• [Task statement]:
Copy out each line of the material below that holds the string "JSON".

• [Data to use]:
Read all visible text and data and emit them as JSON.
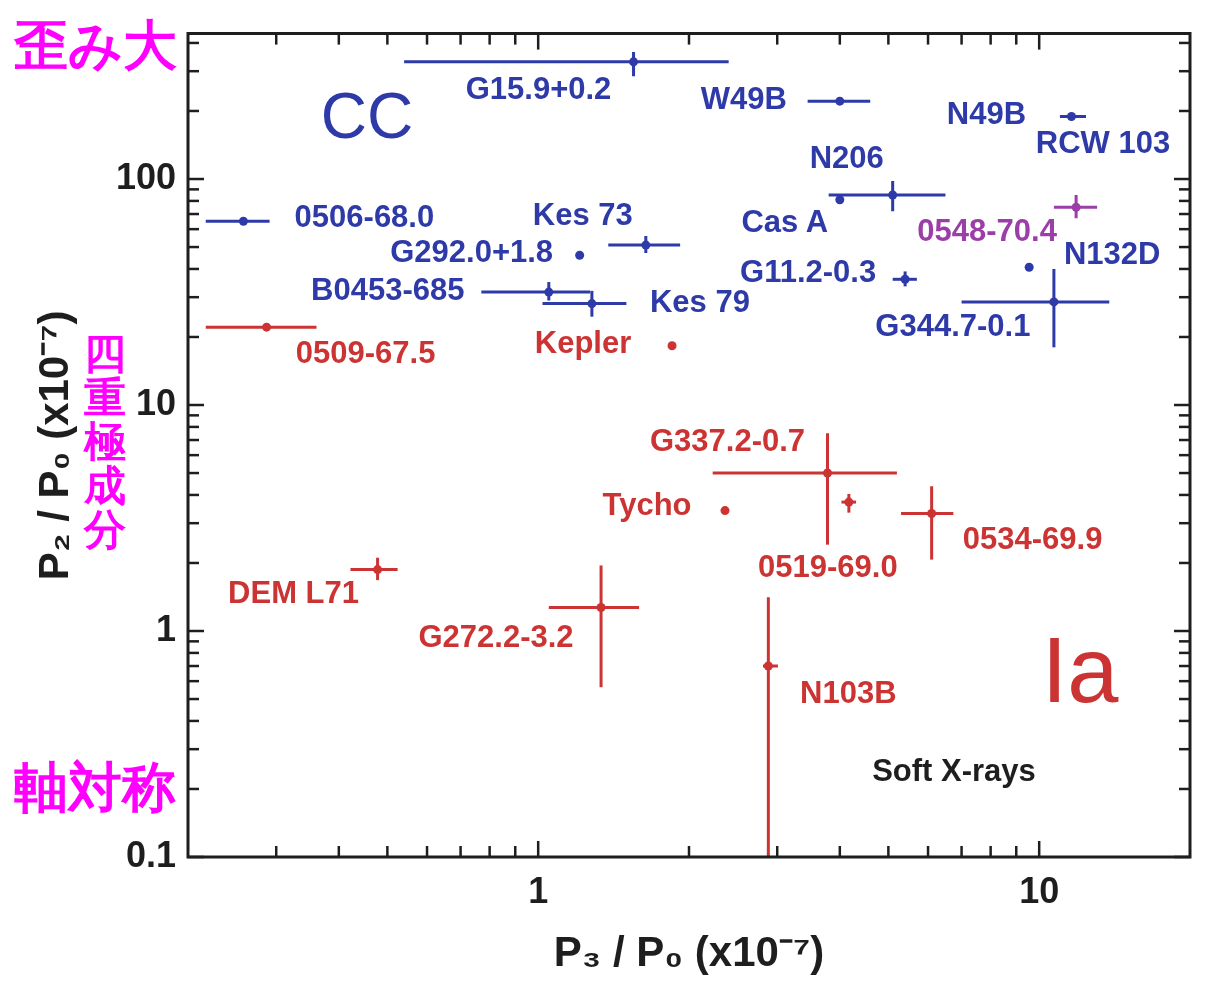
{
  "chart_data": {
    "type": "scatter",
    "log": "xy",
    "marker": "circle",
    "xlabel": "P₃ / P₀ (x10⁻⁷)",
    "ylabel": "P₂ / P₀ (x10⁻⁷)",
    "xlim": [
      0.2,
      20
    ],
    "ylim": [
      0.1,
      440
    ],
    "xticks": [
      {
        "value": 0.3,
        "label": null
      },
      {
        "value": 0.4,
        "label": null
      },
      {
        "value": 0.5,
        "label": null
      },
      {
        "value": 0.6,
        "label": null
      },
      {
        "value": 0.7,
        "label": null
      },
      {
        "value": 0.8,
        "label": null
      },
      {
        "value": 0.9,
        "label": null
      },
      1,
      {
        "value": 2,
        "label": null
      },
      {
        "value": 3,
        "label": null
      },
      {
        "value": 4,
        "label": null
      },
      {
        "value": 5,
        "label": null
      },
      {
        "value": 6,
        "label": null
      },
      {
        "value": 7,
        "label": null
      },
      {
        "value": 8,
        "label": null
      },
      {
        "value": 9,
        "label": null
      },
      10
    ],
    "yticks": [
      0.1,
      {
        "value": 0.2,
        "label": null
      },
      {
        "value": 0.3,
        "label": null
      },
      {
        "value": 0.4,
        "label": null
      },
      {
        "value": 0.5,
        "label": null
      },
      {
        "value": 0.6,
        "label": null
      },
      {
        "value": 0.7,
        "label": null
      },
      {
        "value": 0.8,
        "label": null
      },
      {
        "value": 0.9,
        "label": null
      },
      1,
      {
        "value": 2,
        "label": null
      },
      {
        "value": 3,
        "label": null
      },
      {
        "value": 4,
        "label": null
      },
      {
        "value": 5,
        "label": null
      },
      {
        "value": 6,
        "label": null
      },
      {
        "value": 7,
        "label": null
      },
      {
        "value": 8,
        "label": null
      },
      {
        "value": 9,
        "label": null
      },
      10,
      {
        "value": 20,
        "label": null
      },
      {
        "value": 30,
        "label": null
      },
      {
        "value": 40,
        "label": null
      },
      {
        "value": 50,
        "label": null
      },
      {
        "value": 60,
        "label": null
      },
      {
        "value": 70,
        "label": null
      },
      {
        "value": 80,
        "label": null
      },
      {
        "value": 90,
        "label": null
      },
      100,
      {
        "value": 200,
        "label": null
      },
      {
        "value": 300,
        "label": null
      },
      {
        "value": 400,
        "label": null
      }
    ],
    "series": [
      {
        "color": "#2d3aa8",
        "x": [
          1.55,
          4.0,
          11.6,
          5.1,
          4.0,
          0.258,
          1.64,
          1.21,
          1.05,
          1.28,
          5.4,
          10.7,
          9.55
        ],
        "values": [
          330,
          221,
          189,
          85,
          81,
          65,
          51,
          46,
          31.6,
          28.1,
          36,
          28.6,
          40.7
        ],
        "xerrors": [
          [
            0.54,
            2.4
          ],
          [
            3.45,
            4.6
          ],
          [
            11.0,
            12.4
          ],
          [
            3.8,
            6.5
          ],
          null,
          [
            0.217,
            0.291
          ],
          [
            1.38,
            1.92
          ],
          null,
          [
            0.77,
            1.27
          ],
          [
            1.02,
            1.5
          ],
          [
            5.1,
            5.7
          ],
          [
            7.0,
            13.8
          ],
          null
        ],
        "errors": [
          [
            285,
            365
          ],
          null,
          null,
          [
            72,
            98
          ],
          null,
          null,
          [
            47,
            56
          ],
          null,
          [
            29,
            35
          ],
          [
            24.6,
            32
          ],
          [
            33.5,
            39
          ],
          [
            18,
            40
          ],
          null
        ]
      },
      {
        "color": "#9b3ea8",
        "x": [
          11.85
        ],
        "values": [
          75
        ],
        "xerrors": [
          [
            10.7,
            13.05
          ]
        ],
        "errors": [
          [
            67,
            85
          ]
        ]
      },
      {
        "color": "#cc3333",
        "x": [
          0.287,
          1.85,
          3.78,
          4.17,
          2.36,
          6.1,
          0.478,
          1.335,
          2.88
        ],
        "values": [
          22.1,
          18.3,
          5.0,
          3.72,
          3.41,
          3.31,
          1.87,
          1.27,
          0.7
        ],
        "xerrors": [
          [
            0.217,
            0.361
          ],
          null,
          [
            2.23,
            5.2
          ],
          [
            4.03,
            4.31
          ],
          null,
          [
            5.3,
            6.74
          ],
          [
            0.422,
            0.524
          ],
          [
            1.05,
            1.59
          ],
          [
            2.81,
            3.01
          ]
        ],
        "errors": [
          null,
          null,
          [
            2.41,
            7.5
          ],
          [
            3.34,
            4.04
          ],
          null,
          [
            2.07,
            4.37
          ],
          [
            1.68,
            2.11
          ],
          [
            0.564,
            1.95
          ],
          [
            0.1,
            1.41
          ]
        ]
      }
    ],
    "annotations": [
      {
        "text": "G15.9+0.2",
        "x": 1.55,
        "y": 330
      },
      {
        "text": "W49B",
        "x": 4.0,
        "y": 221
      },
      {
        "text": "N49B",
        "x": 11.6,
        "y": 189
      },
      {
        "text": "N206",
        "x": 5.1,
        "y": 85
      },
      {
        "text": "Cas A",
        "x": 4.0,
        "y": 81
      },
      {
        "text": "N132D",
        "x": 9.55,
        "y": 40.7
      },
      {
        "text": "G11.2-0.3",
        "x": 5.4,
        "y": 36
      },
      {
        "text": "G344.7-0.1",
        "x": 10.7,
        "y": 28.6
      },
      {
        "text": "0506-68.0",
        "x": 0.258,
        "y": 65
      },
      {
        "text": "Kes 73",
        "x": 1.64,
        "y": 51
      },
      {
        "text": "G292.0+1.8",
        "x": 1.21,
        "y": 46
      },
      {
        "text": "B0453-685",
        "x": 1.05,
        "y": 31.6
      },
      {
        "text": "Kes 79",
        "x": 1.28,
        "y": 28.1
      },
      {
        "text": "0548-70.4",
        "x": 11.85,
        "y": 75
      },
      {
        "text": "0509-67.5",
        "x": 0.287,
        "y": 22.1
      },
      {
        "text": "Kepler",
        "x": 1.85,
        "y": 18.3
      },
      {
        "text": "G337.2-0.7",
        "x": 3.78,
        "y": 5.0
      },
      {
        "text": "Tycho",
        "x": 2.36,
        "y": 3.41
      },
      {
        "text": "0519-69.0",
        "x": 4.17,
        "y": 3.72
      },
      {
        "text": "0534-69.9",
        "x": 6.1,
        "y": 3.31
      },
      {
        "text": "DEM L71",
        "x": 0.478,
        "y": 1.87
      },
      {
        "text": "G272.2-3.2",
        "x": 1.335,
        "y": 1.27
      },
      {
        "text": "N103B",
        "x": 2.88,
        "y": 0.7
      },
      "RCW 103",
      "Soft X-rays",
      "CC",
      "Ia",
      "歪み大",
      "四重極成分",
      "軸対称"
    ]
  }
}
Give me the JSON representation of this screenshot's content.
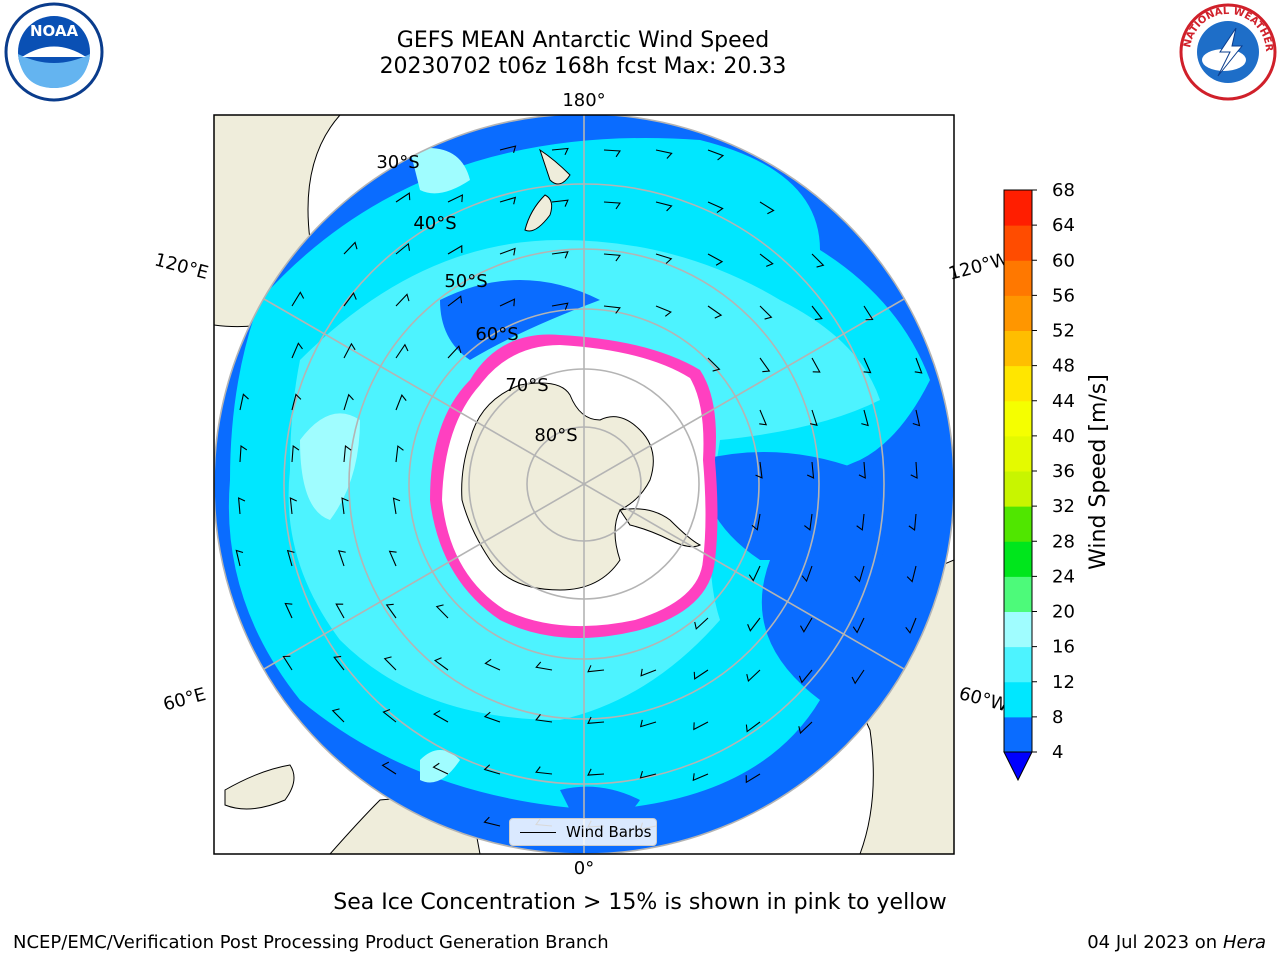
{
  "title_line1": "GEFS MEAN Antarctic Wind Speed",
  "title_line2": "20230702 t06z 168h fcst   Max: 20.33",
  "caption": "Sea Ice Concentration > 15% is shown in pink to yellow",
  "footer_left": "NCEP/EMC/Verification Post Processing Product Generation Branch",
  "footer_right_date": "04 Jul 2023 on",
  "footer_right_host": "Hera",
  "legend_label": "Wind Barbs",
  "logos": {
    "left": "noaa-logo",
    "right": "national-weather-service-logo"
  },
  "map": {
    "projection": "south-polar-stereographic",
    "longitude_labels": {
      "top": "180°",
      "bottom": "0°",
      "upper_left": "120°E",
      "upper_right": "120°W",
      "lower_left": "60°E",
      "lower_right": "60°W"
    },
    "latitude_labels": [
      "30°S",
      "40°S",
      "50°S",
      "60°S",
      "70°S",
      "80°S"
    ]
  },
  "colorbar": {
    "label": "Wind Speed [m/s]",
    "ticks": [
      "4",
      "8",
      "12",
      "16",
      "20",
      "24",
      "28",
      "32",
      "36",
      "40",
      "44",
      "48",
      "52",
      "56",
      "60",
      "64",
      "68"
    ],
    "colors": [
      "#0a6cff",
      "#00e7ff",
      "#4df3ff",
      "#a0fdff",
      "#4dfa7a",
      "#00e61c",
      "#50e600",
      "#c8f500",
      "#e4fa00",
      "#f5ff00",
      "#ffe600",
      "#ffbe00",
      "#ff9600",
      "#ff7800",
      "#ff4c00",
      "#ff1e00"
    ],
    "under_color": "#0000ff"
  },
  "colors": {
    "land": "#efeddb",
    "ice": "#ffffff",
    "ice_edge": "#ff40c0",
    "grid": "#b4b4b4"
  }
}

• [Solution for this task]:
Read all visible text and data and emit them as JSON.
Give me the JSON representation of this screenshot's content.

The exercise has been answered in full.